The request: Report every line in the listing below where the string "nikl" shows up.

Data lines:
********************
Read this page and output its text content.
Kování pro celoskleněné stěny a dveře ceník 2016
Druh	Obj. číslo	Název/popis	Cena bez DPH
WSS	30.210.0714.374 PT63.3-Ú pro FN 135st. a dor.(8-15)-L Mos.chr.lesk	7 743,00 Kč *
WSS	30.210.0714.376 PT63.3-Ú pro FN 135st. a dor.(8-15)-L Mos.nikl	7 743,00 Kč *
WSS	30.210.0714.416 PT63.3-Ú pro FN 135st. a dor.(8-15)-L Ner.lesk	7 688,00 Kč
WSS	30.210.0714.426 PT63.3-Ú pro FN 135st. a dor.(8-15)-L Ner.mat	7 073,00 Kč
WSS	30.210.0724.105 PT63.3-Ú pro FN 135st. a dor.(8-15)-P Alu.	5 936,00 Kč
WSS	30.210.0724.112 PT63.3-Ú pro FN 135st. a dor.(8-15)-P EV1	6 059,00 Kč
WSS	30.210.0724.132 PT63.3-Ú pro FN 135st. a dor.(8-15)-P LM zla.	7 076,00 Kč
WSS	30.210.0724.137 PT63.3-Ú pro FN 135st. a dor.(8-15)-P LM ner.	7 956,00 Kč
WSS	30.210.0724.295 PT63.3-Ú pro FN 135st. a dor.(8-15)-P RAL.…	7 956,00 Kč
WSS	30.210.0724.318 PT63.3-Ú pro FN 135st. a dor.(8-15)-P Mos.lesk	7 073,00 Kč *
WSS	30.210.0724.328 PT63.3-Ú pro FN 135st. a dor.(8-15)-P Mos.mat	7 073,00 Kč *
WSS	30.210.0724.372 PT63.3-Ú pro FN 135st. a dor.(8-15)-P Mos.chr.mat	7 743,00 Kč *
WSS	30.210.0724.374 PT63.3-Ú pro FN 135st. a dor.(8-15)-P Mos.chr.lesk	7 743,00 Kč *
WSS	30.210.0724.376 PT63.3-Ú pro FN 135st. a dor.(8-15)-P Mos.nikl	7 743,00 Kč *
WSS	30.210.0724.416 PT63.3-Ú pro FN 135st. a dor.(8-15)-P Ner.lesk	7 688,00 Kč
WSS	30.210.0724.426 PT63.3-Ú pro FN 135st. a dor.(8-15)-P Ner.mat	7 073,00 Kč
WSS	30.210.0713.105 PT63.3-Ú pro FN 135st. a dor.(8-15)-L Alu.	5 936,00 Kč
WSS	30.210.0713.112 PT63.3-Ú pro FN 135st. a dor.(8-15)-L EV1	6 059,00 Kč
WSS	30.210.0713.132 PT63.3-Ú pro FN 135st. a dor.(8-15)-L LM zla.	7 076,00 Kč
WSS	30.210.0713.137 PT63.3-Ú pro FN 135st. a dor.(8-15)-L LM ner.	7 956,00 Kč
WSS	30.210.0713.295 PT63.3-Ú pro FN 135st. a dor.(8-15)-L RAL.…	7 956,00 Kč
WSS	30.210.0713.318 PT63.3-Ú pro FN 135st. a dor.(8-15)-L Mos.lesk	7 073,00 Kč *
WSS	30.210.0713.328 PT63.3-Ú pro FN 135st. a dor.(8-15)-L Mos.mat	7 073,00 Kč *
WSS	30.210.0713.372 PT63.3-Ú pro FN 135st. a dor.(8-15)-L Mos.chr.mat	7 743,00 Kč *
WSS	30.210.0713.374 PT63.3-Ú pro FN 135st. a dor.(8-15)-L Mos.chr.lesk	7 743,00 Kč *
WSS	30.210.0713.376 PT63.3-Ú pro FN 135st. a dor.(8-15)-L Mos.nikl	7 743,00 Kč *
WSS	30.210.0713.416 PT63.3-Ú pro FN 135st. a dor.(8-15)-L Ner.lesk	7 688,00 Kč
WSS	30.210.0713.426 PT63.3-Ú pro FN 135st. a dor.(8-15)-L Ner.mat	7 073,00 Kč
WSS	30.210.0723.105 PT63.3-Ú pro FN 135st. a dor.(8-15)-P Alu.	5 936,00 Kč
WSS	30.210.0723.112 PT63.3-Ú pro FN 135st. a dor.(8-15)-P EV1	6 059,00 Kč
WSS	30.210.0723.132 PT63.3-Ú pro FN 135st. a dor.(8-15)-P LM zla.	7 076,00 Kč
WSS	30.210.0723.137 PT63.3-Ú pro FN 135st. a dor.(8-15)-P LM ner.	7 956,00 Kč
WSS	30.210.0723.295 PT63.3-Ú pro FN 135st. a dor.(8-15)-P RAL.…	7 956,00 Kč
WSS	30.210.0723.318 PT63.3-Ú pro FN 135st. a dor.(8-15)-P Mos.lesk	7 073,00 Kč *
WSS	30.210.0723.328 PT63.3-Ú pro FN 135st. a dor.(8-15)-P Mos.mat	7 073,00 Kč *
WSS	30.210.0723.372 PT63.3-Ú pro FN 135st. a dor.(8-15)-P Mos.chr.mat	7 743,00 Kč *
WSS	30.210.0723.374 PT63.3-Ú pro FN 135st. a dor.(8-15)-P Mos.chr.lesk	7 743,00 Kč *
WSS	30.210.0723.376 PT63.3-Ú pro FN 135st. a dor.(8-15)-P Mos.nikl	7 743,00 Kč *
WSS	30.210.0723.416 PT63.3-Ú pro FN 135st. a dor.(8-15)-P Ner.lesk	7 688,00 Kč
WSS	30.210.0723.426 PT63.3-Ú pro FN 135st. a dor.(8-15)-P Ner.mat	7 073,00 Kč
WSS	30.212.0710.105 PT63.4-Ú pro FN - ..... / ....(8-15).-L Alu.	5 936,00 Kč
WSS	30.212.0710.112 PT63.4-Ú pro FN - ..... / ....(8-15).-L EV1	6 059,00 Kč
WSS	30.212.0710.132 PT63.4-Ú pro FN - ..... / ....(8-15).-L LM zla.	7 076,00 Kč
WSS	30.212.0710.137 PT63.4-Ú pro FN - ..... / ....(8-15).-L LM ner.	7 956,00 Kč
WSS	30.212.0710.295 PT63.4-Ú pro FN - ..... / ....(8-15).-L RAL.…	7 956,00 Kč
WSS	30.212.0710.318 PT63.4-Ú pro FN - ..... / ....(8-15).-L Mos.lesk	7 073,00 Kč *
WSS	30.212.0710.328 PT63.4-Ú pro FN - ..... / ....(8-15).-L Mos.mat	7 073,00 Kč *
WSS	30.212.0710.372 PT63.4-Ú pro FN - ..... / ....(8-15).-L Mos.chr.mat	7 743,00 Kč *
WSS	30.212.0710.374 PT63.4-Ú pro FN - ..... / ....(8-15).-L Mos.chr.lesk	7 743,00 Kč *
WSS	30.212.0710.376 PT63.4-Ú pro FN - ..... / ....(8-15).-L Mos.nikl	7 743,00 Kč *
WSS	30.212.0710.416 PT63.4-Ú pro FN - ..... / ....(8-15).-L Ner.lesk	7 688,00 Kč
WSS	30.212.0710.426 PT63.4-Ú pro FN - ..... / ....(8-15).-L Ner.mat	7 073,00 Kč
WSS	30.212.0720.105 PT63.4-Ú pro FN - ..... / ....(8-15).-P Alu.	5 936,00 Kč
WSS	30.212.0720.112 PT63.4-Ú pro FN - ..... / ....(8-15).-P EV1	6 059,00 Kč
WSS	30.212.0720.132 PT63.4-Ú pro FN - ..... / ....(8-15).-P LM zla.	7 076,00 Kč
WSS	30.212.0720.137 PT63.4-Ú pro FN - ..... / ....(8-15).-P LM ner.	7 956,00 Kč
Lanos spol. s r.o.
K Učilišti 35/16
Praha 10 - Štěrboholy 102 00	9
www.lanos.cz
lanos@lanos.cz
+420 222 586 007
********************
Task result:
WSS	30.210.0714.376 PT63.3-Ú pro FN 135st. a dor.(8-15)-L Mos.nikl	7 743,00 Kč *
WSS	30.210.0724.376 PT63.3-Ú pro FN 135st. a dor.(8-15)-P Mos.nikl	7 743,00 Kč *
WSS	30.210.0713.376 PT63.3-Ú pro FN 135st. a dor.(8-15)-L Mos.nikl	7 743,00 Kč *
WSS	30.210.0723.376 PT63.3-Ú pro FN 135st. a dor.(8-15)-P Mos.nikl	7 743,00 Kč *
WSS	30.212.0710.376 PT63.4-Ú pro FN - ..... / ....(8-15).-L Mos.nikl	7 743,00 Kč *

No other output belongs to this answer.